--- EXCERPTED RECORDS ---

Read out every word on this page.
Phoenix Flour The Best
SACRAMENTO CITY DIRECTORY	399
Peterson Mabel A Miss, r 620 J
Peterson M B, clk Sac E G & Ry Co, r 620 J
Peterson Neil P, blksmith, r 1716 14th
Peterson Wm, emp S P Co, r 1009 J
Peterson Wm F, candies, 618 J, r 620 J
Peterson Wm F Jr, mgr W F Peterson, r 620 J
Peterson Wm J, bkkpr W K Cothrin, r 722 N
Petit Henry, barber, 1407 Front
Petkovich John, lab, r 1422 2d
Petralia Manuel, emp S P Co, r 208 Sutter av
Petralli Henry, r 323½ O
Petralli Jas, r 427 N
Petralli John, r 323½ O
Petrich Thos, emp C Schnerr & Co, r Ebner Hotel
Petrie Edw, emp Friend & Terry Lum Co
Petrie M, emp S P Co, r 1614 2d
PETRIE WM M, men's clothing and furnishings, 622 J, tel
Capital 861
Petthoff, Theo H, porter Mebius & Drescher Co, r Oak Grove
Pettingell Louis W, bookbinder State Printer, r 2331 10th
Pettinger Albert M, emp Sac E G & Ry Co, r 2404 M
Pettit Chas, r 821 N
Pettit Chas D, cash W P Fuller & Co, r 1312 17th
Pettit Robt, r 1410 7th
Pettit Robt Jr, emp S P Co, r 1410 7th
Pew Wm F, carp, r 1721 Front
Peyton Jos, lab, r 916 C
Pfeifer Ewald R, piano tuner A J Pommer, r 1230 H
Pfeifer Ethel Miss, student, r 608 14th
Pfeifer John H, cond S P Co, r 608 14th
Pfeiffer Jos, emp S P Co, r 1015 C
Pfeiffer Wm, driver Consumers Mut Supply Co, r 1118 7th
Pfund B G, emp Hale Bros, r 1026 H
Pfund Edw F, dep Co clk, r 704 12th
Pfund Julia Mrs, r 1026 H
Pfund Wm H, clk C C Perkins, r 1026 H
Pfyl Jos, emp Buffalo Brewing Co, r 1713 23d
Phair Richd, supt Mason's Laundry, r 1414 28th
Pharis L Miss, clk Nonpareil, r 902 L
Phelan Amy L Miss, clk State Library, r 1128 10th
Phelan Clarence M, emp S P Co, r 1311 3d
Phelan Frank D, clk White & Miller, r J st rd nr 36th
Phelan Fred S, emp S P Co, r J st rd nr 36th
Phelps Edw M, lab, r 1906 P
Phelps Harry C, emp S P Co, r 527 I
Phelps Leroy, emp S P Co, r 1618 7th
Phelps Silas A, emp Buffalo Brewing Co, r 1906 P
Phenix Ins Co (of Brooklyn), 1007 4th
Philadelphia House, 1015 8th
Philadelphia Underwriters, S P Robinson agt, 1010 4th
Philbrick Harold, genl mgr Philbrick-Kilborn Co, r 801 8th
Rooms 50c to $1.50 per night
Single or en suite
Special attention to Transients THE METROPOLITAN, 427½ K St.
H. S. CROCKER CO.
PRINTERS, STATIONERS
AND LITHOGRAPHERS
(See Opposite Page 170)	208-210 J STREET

---

▸ **SHORT EXERCISE**:
Reproduce each record exactly as it appears.

▸ **WRITTEN RESPONSE**:
Read out every word on this page.
Phoenix Flour The Best
SACRAMENTO CITY DIRECTORY	399
Peterson Mabel A Miss, r 620 J
Peterson M B, clk Sac E G & Ry Co, r 620 J
Peterson Neil P, blksmith, r 1716 14th
Peterson Wm, emp S P Co, r 1009 J
Peterson Wm F, candies, 618 J, r 620 J
Peterson Wm F Jr, mgr W F Peterson, r 620 J
Peterson Wm J, bkkpr W K Cothrin, r 722 N
Petit Henry, barber, 1407 Front
Petkovich John, lab, r 1422 2d
Petralia Manuel, emp S P Co, r 208 Sutter av
Petralli Henry, r 323½ O
Petralli Jas, r 427 N
Petralli John, r 323½ O
Petrich Thos, emp C Schnerr & Co, r Ebner Hotel
Petrie Edw, emp Friend & Terry Lum Co
Petrie M, emp S P Co, r 1614 2d
PETRIE WM M, men's clothing and furnishings, 622 J, tel
Capital 861
Petthoff, Theo H, porter Mebius & Drescher Co, r Oak Grove
Pettingell Louis W, bookbinder State Printer, r 2331 10th
Pettinger Albert M, emp Sac E G & Ry Co, r 2404 M
Pettit Chas, r 821 N
Pettit Chas D, cash W P Fuller & Co, r 1312 17th
Pettit Robt, r 1410 7th
Pettit Robt Jr, emp S P Co, r 1410 7th
Pew Wm F, carp, r 1721 Front
Peyton Jos, lab, r 916 C
Pfeifer Ewald R, piano tuner A J Pommer, r 1230 H
Pfeifer Ethel Miss, student, r 608 14th
Pfeifer John H, cond S P Co, r 608 14th
Pfeiffer Jos, emp S P Co, r 1015 C
Pfeiffer Wm, driver Consumers Mut Supply Co, r 1118 7th
Pfund B G, emp Hale Bros, r 1026 H
Pfund Edw F, dep Co clk, r 704 12th
Pfund Julia Mrs, r 1026 H
Pfund Wm H, clk C C Perkins, r 1026 H
Pfyl Jos, emp Buffalo Brewing Co, r 1713 23d
Phair Richd, supt Mason's Laundry, r 1414 28th
Pharis L Miss, clk Nonpareil, r 902 L
Phelan Amy L Miss, clk State Library, r 1128 10th
Phelan Clarence M, emp S P Co, r 1311 3d
Phelan Frank D, clk White & Miller, r J st rd nr 36th
Phelan Fred S, emp S P Co, r J st rd nr 36th
Phelps Edw M, lab, r 1906 P
Phelps Harry C, emp S P Co, r 527 I
Phelps Leroy, emp S P Co, r 1618 7th
Phelps Silas A, emp Buffalo Brewing Co, r 1906 P
Phenix Ins Co (of Brooklyn), 1007 4th
Philadelphia House, 1015 8th
Philadelphia Underwriters, S P Robinson agt, 1010 4th
Philbrick Harold, genl mgr Philbrick-Kilborn Co, r 801 8th
Rooms 50c to $1.50 per night
Single or en suite
Special attention to Transients THE METROPOLITAN, 427½ K St.
H. S. CROCKER CO.
PRINTERS, STATIONERS
AND LITHOGRAPHERS
(See Opposite Page 170)	208-210 J STREET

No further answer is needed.